:: CHALLENGE ::
Nothing may be dropped or altered: reproduce all the data.

[BEGIN RECORDS PROVIDED]

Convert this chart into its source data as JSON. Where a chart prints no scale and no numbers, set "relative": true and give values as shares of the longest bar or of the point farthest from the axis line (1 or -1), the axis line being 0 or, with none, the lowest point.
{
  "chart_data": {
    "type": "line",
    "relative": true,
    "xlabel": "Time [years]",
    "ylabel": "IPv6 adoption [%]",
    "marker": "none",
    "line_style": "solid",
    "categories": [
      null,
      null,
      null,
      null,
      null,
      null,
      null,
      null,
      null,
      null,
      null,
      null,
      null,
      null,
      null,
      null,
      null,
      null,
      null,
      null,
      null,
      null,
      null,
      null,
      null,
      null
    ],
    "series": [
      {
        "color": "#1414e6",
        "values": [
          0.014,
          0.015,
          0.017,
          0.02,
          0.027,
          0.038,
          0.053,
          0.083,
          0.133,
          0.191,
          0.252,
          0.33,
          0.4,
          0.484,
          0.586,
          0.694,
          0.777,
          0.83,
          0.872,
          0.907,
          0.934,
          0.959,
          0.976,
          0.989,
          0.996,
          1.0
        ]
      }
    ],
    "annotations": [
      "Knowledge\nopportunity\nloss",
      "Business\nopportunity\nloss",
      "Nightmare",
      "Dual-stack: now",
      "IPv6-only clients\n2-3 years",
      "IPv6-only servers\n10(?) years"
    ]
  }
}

[END RECORDS PROVIDED]

:: WRITTEN ANSWER ::
Convert this chart into its source data as JSON. Where a chart prints no scale and no numbers, set "relative": true and give values as shares of the longest bar or of the point farthest from the axis line (1 or -1), the axis line being 0 or, with none, the lowest point.
{
  "chart_data": {
    "type": "line",
    "relative": true,
    "xlabel": "Time [years]",
    "ylabel": "IPv6 adoption [%]",
    "marker": "none",
    "line_style": "solid",
    "categories": [
      null,
      null,
      null,
      null,
      null,
      null,
      null,
      null,
      null,
      null,
      null,
      null,
      null,
      null,
      null,
      null,
      null,
      null,
      null,
      null,
      null,
      null,
      null,
      null,
      null,
      null
    ],
    "series": [
      {
        "color": "#1414e6",
        "values": [
          0.014,
          0.015,
          0.017,
          0.02,
          0.027,
          0.038,
          0.053,
          0.083,
          0.133,
          0.191,
          0.252,
          0.33,
          0.4,
          0.484,
          0.586,
          0.694,
          0.777,
          0.83,
          0.872,
          0.907,
          0.934,
          0.959,
          0.976,
          0.989,
          0.996,
          1.0
        ]
      }
    ],
    "annotations": [
      "Knowledge\nopportunity\nloss",
      "Business\nopportunity\nloss",
      "Nightmare",
      "Dual-stack: now",
      "IPv6-only clients\n2-3 years",
      "IPv6-only servers\n10(?) years"
    ]
  }
}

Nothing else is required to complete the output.